(A block of data)
☆ ☆ ☆ ☆
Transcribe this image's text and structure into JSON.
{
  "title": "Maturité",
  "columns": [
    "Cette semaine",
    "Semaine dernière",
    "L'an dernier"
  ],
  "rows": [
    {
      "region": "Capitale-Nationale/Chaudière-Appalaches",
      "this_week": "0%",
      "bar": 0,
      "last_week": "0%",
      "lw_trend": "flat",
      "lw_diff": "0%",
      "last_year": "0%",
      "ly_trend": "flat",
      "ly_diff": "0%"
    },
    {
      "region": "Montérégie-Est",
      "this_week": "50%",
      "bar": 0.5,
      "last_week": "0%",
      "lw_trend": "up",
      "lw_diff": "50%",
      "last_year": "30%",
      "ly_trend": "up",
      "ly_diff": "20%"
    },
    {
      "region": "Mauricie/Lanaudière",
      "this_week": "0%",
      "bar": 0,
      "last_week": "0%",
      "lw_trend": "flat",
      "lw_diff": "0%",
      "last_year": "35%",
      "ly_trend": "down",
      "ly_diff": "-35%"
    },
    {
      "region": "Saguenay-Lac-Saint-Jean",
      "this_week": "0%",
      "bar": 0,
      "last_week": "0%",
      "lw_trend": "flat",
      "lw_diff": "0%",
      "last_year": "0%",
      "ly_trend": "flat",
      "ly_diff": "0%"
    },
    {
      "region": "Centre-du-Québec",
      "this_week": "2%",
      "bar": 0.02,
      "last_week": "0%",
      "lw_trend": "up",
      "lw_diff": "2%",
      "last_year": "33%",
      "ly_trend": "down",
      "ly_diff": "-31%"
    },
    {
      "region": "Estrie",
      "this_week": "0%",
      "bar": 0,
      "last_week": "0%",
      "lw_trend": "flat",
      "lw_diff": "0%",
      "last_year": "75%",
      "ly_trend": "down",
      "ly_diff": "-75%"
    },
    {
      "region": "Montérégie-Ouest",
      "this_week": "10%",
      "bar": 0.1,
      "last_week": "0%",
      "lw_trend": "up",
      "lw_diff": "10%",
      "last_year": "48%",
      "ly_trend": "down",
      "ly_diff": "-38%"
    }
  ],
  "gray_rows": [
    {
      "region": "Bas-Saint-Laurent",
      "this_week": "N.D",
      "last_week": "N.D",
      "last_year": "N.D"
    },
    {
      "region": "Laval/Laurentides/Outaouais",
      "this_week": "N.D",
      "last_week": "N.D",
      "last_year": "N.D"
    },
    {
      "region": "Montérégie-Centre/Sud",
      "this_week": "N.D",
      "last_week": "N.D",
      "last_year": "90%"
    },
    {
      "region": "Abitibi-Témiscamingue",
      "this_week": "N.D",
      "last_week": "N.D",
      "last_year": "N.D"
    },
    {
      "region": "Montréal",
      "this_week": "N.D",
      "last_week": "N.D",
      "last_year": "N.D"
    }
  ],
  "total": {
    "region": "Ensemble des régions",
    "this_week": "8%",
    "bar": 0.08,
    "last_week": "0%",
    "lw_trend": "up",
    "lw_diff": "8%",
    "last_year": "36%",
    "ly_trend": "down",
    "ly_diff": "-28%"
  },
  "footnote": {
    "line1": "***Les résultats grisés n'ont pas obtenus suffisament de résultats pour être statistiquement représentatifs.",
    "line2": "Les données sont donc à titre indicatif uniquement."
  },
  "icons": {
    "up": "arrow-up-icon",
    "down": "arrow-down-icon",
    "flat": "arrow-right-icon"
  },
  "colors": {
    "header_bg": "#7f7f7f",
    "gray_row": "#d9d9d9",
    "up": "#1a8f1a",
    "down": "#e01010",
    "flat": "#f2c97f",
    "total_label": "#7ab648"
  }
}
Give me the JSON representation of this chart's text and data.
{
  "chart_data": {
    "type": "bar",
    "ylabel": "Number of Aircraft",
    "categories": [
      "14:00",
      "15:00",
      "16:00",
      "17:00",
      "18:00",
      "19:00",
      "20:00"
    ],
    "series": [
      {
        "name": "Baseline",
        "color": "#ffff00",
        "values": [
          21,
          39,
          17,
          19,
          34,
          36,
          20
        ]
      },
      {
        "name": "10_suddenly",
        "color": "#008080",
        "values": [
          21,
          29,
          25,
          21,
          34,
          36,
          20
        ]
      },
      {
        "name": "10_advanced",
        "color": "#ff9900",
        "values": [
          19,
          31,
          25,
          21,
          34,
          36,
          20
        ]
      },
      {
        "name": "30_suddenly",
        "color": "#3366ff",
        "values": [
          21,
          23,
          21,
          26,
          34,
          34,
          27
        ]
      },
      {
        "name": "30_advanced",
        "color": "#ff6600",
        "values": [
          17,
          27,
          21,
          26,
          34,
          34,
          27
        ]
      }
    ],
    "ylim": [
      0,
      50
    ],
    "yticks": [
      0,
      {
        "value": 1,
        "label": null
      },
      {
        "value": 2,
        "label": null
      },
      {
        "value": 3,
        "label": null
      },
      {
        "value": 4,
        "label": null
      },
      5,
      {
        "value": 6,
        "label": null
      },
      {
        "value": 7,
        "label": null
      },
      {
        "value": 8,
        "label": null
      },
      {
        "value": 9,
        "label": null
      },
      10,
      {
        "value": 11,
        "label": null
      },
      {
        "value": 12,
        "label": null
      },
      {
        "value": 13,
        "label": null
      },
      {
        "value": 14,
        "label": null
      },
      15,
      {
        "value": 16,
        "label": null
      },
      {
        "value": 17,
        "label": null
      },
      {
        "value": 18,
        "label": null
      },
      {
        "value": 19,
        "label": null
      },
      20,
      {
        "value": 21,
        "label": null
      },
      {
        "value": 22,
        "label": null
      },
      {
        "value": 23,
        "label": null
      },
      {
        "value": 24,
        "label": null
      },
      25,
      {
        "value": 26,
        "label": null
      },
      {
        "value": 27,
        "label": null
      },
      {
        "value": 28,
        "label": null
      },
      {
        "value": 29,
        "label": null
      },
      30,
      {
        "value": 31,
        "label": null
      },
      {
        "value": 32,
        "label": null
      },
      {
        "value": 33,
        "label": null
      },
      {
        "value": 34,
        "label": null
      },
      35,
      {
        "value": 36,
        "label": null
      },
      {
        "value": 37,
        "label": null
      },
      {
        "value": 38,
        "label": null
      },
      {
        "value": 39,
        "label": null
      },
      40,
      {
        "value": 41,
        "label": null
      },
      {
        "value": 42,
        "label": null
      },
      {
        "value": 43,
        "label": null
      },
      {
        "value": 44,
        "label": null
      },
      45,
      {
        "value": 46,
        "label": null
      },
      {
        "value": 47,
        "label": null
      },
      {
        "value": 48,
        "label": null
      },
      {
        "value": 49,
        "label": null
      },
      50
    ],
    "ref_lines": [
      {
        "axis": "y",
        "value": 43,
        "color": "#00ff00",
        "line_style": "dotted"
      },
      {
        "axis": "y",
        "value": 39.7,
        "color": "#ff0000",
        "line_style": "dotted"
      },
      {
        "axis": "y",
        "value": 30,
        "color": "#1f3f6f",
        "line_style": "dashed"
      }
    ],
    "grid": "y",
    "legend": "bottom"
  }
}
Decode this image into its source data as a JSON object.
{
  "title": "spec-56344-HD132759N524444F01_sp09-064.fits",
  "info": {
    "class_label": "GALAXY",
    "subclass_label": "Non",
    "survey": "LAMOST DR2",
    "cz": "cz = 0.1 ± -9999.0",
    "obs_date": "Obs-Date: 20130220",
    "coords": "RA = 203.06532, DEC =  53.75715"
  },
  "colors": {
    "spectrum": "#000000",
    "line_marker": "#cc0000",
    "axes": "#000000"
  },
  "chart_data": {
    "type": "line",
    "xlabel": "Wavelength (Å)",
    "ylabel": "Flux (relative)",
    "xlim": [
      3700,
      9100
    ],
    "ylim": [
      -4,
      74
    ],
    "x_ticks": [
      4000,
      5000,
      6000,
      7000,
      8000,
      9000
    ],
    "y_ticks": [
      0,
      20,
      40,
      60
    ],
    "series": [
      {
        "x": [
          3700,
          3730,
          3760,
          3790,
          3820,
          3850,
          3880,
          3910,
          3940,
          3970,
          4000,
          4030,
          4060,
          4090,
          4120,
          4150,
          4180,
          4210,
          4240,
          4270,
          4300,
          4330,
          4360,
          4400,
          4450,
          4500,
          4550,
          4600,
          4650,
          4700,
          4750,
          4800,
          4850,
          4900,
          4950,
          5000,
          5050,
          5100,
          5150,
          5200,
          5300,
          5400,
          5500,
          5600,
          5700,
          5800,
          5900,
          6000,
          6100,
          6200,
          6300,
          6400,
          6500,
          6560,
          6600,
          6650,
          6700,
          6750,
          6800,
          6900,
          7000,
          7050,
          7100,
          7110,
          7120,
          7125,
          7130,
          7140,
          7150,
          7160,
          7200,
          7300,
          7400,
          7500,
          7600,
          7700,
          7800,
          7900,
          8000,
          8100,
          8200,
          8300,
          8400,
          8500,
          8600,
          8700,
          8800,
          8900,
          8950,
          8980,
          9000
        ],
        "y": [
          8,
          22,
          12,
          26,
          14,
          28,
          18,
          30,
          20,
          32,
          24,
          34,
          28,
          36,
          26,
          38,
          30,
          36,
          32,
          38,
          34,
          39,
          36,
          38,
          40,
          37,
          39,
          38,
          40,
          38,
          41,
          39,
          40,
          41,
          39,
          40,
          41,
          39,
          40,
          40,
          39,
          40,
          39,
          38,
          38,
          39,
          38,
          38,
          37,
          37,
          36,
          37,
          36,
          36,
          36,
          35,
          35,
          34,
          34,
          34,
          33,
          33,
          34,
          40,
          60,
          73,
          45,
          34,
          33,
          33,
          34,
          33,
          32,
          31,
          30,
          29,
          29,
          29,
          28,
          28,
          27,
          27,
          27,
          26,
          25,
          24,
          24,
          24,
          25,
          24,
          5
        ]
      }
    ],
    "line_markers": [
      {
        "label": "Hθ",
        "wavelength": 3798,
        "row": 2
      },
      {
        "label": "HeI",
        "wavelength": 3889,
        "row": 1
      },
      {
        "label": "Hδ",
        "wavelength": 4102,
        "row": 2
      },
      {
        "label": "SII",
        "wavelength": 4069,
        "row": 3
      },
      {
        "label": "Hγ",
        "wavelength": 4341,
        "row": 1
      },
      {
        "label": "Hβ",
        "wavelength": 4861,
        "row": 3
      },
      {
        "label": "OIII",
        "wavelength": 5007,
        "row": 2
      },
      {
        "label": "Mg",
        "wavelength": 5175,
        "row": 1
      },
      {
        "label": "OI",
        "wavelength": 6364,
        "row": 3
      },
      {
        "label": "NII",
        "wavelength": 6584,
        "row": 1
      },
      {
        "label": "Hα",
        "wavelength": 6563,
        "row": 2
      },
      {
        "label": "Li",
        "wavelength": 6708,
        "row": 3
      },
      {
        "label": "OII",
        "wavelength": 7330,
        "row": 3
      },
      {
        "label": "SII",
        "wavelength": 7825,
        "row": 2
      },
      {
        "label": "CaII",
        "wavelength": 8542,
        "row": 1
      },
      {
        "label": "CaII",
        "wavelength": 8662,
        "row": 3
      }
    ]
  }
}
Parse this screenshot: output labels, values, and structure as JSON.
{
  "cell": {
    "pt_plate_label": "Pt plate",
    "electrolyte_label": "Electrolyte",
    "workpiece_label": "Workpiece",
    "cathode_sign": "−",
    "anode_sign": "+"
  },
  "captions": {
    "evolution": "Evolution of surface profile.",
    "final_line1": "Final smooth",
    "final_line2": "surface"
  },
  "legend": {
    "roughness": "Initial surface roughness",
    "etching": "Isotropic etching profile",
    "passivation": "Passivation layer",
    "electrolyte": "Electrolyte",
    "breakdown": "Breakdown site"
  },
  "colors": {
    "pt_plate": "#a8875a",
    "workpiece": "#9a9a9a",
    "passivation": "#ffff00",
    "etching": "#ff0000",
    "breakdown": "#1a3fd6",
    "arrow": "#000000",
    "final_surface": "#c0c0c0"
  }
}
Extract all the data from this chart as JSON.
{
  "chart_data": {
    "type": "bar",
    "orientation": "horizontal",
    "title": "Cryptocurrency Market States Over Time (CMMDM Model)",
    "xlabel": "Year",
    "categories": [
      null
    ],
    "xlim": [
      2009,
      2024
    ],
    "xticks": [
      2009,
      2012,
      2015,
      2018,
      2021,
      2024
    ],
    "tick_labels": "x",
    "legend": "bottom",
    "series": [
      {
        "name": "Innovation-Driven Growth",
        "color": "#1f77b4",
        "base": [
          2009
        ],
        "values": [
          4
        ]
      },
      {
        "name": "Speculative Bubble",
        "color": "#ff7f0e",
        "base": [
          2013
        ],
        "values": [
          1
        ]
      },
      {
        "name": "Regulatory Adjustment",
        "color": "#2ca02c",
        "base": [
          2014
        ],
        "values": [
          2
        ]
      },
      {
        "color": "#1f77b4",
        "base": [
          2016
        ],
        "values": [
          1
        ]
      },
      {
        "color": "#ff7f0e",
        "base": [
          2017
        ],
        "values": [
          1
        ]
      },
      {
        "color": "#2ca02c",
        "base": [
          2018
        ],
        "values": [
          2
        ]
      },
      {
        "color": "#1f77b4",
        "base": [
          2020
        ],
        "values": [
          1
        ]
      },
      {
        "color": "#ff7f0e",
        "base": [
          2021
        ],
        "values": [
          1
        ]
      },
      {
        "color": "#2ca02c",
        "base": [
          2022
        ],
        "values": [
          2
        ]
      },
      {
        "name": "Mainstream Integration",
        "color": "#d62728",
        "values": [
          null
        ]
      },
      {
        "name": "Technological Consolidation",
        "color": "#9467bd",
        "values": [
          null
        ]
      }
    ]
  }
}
☆ ☆ ☆ ☆
Request:
Look through the listing above. Pick out each line with "passivation" and copy it.

Worked solution:
    "passivation": "Passivation layer",
    "passivation": "#ffff00",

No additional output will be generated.